Written exercise ::
Write out each entry again. Keep every word exactly as it is.

--------------------------------

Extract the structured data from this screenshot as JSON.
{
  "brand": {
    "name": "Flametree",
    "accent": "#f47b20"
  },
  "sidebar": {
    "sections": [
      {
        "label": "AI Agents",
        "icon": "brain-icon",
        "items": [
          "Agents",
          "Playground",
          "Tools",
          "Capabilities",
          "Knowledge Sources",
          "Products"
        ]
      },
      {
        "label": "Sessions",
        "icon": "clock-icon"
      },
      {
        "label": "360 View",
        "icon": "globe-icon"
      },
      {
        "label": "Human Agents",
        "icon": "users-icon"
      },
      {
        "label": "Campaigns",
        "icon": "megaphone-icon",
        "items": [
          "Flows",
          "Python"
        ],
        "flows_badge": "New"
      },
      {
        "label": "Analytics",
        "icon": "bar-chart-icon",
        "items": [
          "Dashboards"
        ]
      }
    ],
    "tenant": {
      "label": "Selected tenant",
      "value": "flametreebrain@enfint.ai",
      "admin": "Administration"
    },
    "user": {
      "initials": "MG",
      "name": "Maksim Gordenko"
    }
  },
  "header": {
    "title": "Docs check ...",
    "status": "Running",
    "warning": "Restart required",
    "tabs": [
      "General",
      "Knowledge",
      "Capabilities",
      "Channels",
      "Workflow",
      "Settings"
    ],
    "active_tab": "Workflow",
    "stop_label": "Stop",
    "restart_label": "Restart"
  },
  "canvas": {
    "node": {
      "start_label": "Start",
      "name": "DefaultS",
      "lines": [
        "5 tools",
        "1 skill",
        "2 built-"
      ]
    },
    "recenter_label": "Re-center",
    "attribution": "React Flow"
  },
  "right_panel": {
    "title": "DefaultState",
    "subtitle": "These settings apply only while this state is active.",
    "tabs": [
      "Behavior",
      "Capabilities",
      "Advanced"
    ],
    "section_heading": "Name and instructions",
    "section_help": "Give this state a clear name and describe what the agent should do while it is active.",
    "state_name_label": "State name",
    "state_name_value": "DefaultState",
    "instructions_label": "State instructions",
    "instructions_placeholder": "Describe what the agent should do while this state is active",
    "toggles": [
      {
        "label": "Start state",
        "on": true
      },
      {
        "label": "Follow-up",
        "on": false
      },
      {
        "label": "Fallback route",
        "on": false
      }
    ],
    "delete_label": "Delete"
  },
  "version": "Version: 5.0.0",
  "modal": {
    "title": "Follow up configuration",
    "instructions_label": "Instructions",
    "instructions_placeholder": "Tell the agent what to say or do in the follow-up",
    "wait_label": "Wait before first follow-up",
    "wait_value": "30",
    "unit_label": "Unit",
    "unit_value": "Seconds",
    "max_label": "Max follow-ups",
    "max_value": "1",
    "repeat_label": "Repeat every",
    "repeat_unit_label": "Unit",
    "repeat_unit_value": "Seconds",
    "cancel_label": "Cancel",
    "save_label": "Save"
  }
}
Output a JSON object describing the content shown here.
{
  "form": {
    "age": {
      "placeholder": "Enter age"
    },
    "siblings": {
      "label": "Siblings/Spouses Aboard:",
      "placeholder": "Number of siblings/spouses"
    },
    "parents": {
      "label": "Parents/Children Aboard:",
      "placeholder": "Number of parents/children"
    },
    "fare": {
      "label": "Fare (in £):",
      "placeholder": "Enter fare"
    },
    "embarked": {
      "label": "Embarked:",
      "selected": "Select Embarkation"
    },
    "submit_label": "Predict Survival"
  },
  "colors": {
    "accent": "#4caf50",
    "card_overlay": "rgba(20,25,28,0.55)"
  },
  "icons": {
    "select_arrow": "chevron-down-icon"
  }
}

--------------------------------

Answer to this exercise ::
Extract the structured data from this screenshot as JSON.
{
  "brand": {
    "name": "Flametree",
    "accent": "#f47b20"
  },
  "sidebar": {
    "sections": [
      {
        "label": "AI Agents",
        "icon": "brain-icon",
        "items": [
          "Agents",
          "Playground",
          "Tools",
          "Capabilities",
          "Knowledge Sources",
          "Products"
        ]
      },
      {
        "label": "Sessions",
        "icon": "clock-icon"
      },
      {
        "label": "360 View",
        "icon": "globe-icon"
      },
      {
        "label": "Human Agents",
        "icon": "users-icon"
      },
      {
        "label": "Campaigns",
        "icon": "megaphone-icon",
        "items": [
          "Flows",
          "Python"
        ],
        "flows_badge": "New"
      },
      {
        "label": "Analytics",
        "icon": "bar-chart-icon",
        "items": [
          "Dashboards"
        ]
      }
    ],
    "tenant": {
      "label": "Selected tenant",
      "value": "flametreebrain@enfint.ai",
      "admin": "Administration"
    },
    "user": {
      "initials": "MG",
      "name": "Maksim Gordenko"
    }
  },
  "header": {
    "title": "Docs check ...",
    "status": "Running",
    "warning": "Restart required",
    "tabs": [
      "General",
      "Knowledge",
      "Capabilities",
      "Channels",
      "Workflow",
      "Settings"
    ],
    "active_tab": "Workflow",
    "stop_label": "Stop",
    "restart_label": "Restart"
  },
  "canvas": {
    "node": {
      "start_label": "Start",
      "name": "DefaultS",
      "lines": [
        "5 tools",
        "1 skill",
        "2 built-"
      ]
    },
    "recenter_label": "Re-center",
    "attribution": "React Flow"
  },
  "right_panel": {
    "title": "DefaultState",
    "subtitle": "These settings apply only while this state is active.",
    "tabs": [
      "Behavior",
      "Capabilities",
      "Advanced"
    ],
    "section_heading": "Name and instructions",
    "section_help": "Give this state a clear name and describe what the agent should do while it is active.",
    "state_name_label": "State name",
    "state_name_value": "DefaultState",
    "instructions_label": "State instructions",
    "instructions_placeholder": "Describe what the agent should do while this state is active",
    "toggles": [
      {
        "label": "Start state",
        "on": true
      },
      {
        "label": "Follow-up",
        "on": false
      },
      {
        "label": "Fallback route",
        "on": false
      }
    ],
    "delete_label": "Delete"
  },
  "version": "Version: 5.0.0",
  "modal": {
    "title": "Follow up configuration",
    "instructions_label": "Instructions",
    "instructions_placeholder": "Tell the agent what to say or do in the follow-up",
    "wait_label": "Wait before first follow-up",
    "wait_value": "30",
    "unit_label": "Unit",
    "unit_value": "Seconds",
    "max_label": "Max follow-ups",
    "max_value": "1",
    "repeat_label": "Repeat every",
    "repeat_unit_label": "Unit",
    "repeat_unit_value": "Seconds",
    "cancel_label": "Cancel",
    "save_label": "Save"
  }
}
Output a JSON object describing the content shown here.
{
  "form": {
    "age": {
      "placeholder": "Enter age"
    },
    "siblings": {
      "label": "Siblings/Spouses Aboard:",
      "placeholder": "Number of siblings/spouses"
    },
    "parents": {
      "label": "Parents/Children Aboard:",
      "placeholder": "Number of parents/children"
    },
    "fare": {
      "label": "Fare (in £):",
      "placeholder": "Enter fare"
    },
    "embarked": {
      "label": "Embarked:",
      "selected": "Select Embarkation"
    },
    "submit_label": "Predict Survival"
  },
  "colors": {
    "accent": "#4caf50",
    "card_overlay": "rgba(20,25,28,0.55)"
  },
  "icons": {
    "select_arrow": "chevron-down-icon"
  }
}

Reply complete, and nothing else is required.